#### [Requirements]
Output all of the entries below precisely as written.

#### [Records]
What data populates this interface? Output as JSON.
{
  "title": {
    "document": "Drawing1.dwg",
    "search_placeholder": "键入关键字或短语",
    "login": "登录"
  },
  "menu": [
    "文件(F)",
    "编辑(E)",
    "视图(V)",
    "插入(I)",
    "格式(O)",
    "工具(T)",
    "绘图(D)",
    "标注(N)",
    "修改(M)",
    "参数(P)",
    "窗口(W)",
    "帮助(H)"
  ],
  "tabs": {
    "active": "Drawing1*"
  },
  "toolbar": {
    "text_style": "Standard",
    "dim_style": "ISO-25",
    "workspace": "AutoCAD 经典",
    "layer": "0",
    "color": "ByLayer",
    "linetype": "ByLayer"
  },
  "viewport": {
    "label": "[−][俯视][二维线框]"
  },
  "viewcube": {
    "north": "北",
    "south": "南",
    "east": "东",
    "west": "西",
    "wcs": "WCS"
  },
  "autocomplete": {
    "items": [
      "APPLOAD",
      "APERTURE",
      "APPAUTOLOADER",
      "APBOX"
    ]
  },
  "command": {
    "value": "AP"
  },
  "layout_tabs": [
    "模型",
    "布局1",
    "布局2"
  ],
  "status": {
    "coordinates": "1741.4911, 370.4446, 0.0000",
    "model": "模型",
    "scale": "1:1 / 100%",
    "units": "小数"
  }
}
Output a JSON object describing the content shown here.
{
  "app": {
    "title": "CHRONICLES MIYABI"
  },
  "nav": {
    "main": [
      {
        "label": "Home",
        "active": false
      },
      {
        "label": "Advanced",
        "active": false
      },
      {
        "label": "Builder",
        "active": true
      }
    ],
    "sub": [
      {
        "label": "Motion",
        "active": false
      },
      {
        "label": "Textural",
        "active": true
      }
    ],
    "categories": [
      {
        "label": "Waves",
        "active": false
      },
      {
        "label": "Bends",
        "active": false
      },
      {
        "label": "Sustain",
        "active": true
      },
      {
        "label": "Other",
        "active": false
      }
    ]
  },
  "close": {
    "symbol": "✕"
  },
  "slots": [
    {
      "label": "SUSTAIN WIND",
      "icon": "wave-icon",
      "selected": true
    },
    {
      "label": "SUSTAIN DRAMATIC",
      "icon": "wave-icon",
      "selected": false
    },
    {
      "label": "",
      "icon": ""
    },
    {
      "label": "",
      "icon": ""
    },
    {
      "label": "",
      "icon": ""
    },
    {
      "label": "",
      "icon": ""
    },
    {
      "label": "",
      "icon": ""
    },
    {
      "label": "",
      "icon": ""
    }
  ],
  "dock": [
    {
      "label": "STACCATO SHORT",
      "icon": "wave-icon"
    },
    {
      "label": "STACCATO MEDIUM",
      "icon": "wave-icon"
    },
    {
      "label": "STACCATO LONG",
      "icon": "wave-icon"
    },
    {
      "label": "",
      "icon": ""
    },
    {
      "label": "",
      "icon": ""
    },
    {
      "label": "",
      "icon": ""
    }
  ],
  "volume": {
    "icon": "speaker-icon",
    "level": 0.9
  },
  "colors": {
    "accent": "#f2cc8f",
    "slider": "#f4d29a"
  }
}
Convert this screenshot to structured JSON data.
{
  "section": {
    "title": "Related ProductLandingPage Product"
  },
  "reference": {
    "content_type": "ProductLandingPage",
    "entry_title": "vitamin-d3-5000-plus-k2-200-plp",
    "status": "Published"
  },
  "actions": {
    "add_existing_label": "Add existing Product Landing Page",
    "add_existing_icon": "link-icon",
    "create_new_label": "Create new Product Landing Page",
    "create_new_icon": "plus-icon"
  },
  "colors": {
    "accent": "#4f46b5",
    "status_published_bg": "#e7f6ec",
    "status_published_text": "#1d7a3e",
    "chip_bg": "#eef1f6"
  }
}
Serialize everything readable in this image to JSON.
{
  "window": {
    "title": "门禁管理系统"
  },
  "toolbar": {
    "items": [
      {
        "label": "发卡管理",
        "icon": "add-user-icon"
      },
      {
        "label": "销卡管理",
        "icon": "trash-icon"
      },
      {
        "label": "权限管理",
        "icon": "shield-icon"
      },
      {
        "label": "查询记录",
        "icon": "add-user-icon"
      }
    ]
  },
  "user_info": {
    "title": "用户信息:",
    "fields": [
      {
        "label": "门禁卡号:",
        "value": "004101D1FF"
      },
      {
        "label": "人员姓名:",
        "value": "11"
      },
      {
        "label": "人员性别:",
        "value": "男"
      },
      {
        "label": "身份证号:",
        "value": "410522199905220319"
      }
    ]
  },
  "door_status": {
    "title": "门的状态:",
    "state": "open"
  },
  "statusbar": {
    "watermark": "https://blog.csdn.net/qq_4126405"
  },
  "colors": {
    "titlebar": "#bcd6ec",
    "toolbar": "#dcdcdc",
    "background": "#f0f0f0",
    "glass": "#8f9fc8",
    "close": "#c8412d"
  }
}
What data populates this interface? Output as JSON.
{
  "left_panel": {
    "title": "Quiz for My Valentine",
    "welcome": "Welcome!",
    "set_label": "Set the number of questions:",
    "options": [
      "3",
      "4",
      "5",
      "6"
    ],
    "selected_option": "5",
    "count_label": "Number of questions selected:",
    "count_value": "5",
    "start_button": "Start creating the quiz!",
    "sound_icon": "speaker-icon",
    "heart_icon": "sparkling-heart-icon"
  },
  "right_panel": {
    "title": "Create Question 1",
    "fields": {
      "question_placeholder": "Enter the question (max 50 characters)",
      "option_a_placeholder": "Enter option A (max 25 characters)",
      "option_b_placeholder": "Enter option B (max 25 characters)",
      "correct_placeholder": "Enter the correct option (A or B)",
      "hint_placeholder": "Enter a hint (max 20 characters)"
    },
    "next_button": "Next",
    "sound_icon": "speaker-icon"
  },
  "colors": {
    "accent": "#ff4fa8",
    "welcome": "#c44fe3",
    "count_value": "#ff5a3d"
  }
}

#### [Result]
What data populates this interface? Output as JSON.
{
  "title": {
    "document": "Drawing1.dwg",
    "search_placeholder": "键入关键字或短语",
    "login": "登录"
  },
  "menu": [
    "文件(F)",
    "编辑(E)",
    "视图(V)",
    "插入(I)",
    "格式(O)",
    "工具(T)",
    "绘图(D)",
    "标注(N)",
    "修改(M)",
    "参数(P)",
    "窗口(W)",
    "帮助(H)"
  ],
  "tabs": {
    "active": "Drawing1*"
  },
  "toolbar": {
    "text_style": "Standard",
    "dim_style": "ISO-25",
    "workspace": "AutoCAD 经典",
    "layer": "0",
    "color": "ByLayer",
    "linetype": "ByLayer"
  },
  "viewport": {
    "label": "[−][俯视][二维线框]"
  },
  "viewcube": {
    "north": "北",
    "south": "南",
    "east": "东",
    "west": "西",
    "wcs": "WCS"
  },
  "autocomplete": {
    "items": [
      "APPLOAD",
      "APERTURE",
      "APPAUTOLOADER",
      "APBOX"
    ]
  },
  "command": {
    "value": "AP"
  },
  "layout_tabs": [
    "模型",
    "布局1",
    "布局2"
  ],
  "status": {
    "coordinates": "1741.4911, 370.4446, 0.0000",
    "model": "模型",
    "scale": "1:1 / 100%",
    "units": "小数"
  }
}
Output a JSON object describing the content shown here.
{
  "app": {
    "title": "CHRONICLES MIYABI"
  },
  "nav": {
    "main": [
      {
        "label": "Home",
        "active": false
      },
      {
        "label": "Advanced",
        "active": false
      },
      {
        "label": "Builder",
        "active": true
      }
    ],
    "sub": [
      {
        "label": "Motion",
        "active": false
      },
      {
        "label": "Textural",
        "active": true
      }
    ],
    "categories": [
      {
        "label": "Waves",
        "active": false
      },
      {
        "label": "Bends",
        "active": false
      },
      {
        "label": "Sustain",
        "active": true
      },
      {
        "label": "Other",
        "active": false
      }
    ]
  },
  "close": {
    "symbol": "✕"
  },
  "slots": [
    {
      "label": "SUSTAIN WIND",
      "icon": "wave-icon",
      "selected": true
    },
    {
      "label": "SUSTAIN DRAMATIC",
      "icon": "wave-icon",
      "selected": false
    },
    {
      "label": "",
      "icon": ""
    },
    {
      "label": "",
      "icon": ""
    },
    {
      "label": "",
      "icon": ""
    },
    {
      "label": "",
      "icon": ""
    },
    {
      "label": "",
      "icon": ""
    },
    {
      "label": "",
      "icon": ""
    }
  ],
  "dock": [
    {
      "label": "STACCATO SHORT",
      "icon": "wave-icon"
    },
    {
      "label": "STACCATO MEDIUM",
      "icon": "wave-icon"
    },
    {
      "label": "STACCATO LONG",
      "icon": "wave-icon"
    },
    {
      "label": "",
      "icon": ""
    },
    {
      "label": "",
      "icon": ""
    },
    {
      "label": "",
      "icon": ""
    }
  ],
  "volume": {
    "icon": "speaker-icon",
    "level": 0.9
  },
  "colors": {
    "accent": "#f2cc8f",
    "slider": "#f4d29a"
  }
}
Convert this screenshot to structured JSON data.
{
  "section": {
    "title": "Related ProductLandingPage Product"
  },
  "reference": {
    "content_type": "ProductLandingPage",
    "entry_title": "vitamin-d3-5000-plus-k2-200-plp",
    "status": "Published"
  },
  "actions": {
    "add_existing_label": "Add existing Product Landing Page",
    "add_existing_icon": "link-icon",
    "create_new_label": "Create new Product Landing Page",
    "create_new_icon": "plus-icon"
  },
  "colors": {
    "accent": "#4f46b5",
    "status_published_bg": "#e7f6ec",
    "status_published_text": "#1d7a3e",
    "chip_bg": "#eef1f6"
  }
}
Serialize everything readable in this image to JSON.
{
  "window": {
    "title": "门禁管理系统"
  },
  "toolbar": {
    "items": [
      {
        "label": "发卡管理",
        "icon": "add-user-icon"
      },
      {
        "label": "销卡管理",
        "icon": "trash-icon"
      },
      {
        "label": "权限管理",
        "icon": "shield-icon"
      },
      {
        "label": "查询记录",
        "icon": "add-user-icon"
      }
    ]
  },
  "user_info": {
    "title": "用户信息:",
    "fields": [
      {
        "label": "门禁卡号:",
        "value": "004101D1FF"
      },
      {
        "label": "人员姓名:",
        "value": "11"
      },
      {
        "label": "人员性别:",
        "value": "男"
      },
      {
        "label": "身份证号:",
        "value": "410522199905220319"
      }
    ]
  },
  "door_status": {
    "title": "门的状态:",
    "state": "open"
  },
  "statusbar": {
    "watermark": "https://blog.csdn.net/qq_4126405"
  },
  "colors": {
    "titlebar": "#bcd6ec",
    "toolbar": "#dcdcdc",
    "background": "#f0f0f0",
    "glass": "#8f9fc8",
    "close": "#c8412d"
  }
}
What data populates this interface? Output as JSON.
{
  "left_panel": {
    "title": "Quiz for My Valentine",
    "welcome": "Welcome!",
    "set_label": "Set the number of questions:",
    "options": [
      "3",
      "4",
      "5",
      "6"
    ],
    "selected_option": "5",
    "count_label": "Number of questions selected:",
    "count_value": "5",
    "start_button": "Start creating the quiz!",
    "sound_icon": "speaker-icon",
    "heart_icon": "sparkling-heart-icon"
  },
  "right_panel": {
    "title": "Create Question 1",
    "fields": {
      "question_placeholder": "Enter the question (max 50 characters)",
      "option_a_placeholder": "Enter option A (max 25 characters)",
      "option_b_placeholder": "Enter option B (max 25 characters)",
      "correct_placeholder": "Enter the correct option (A or B)",
      "hint_placeholder": "Enter a hint (max 20 characters)"
    },
    "next_button": "Next",
    "sound_icon": "speaker-icon"
  },
  "colors": {
    "accent": "#ff4fa8",
    "welcome": "#c44fe3",
    "count_value": "#ff5a3d"
  }
}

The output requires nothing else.